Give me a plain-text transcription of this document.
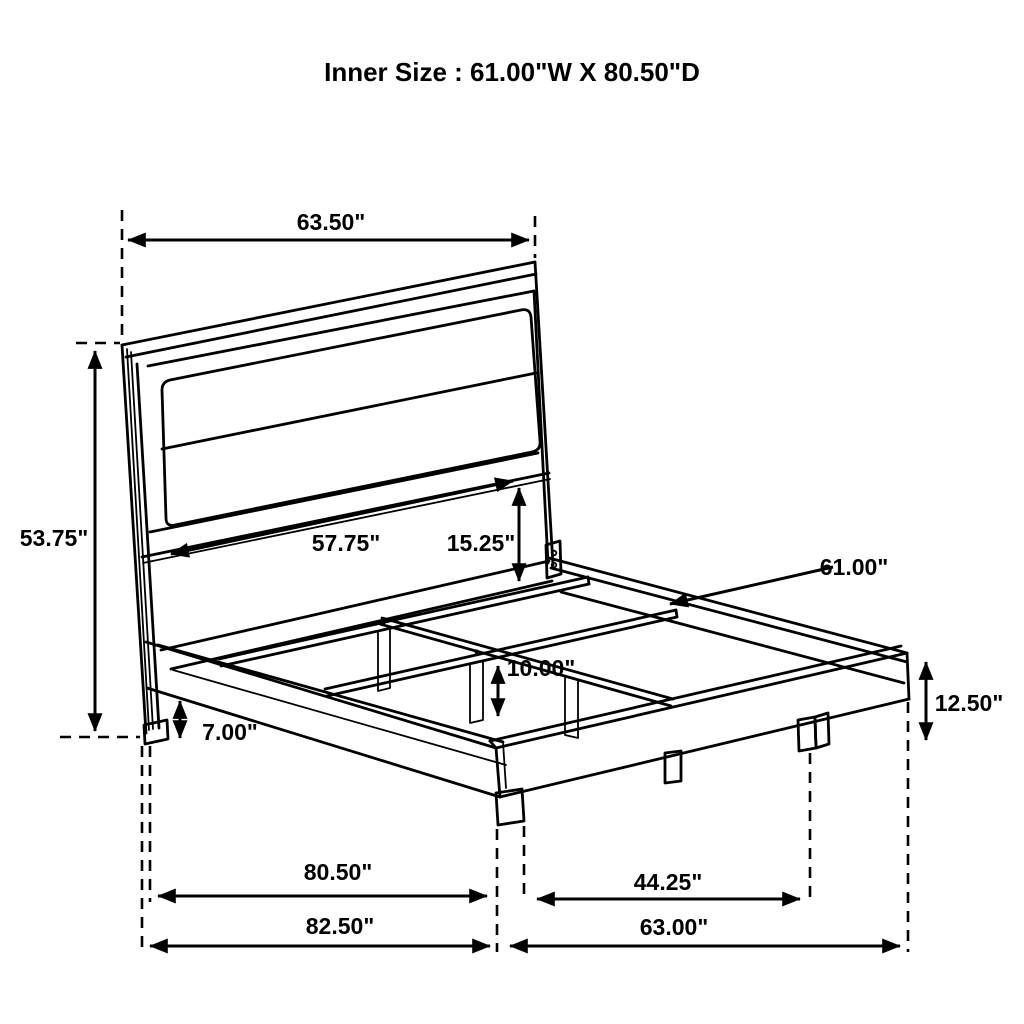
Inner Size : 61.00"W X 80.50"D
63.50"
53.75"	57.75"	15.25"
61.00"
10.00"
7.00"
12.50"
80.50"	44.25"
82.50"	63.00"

******

Transcribe the material as is, with images omitted.

## Completed task
Give me a plain-text transcription of this document.
Inner Size : 61.00"W X 80.50"D
63.50"
53.75"	57.75"	15.25"
61.00"
10.00"
7.00"
12.50"
80.50"	44.25"
82.50"	63.00"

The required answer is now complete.